[Figure record extracts]
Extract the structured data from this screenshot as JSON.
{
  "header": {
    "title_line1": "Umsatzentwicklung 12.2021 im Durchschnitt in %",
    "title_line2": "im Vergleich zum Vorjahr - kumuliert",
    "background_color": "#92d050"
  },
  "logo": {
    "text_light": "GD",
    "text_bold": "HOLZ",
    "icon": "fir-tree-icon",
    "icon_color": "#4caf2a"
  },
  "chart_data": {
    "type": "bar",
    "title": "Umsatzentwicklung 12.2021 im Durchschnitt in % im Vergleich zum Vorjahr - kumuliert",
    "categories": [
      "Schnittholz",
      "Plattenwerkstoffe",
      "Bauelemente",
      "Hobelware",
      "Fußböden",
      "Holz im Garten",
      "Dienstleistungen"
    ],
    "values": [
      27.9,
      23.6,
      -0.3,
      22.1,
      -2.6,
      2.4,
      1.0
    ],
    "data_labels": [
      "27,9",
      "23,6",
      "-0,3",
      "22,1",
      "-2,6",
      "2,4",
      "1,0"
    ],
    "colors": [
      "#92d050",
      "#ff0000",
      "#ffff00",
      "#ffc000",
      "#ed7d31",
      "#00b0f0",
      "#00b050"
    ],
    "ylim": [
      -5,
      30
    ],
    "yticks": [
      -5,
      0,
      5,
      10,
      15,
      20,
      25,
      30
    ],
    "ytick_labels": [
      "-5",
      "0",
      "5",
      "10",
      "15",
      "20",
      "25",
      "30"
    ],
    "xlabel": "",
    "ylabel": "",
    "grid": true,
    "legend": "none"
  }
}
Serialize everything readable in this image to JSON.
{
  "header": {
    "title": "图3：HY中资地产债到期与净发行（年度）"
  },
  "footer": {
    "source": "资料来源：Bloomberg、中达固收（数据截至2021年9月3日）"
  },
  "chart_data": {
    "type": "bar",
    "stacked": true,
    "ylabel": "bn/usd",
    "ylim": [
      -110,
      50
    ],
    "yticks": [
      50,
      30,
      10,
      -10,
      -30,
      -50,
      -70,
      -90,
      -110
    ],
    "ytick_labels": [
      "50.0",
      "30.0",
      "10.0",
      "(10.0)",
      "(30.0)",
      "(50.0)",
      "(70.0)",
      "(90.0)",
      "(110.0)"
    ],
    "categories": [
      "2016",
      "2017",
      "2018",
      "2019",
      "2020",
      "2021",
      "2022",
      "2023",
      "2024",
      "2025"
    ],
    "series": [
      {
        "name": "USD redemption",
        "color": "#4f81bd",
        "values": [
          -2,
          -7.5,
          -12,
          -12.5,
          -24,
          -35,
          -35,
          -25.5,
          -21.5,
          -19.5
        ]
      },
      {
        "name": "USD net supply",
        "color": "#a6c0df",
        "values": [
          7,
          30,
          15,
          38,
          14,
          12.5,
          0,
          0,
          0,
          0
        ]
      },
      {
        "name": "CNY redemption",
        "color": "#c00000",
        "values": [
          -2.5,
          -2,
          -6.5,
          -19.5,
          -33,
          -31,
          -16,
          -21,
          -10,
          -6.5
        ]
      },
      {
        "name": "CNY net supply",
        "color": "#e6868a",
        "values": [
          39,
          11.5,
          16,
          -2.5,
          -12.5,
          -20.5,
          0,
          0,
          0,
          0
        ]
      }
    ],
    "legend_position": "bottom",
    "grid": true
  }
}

● **TASK**
Pick out each line above that includes "name" and show it.

● **ANSWER TO THIS TASK**
        "name": "USD redemption",
        "name": "USD net supply",
        "name": "CNY redemption",
        "name": "CNY net supply",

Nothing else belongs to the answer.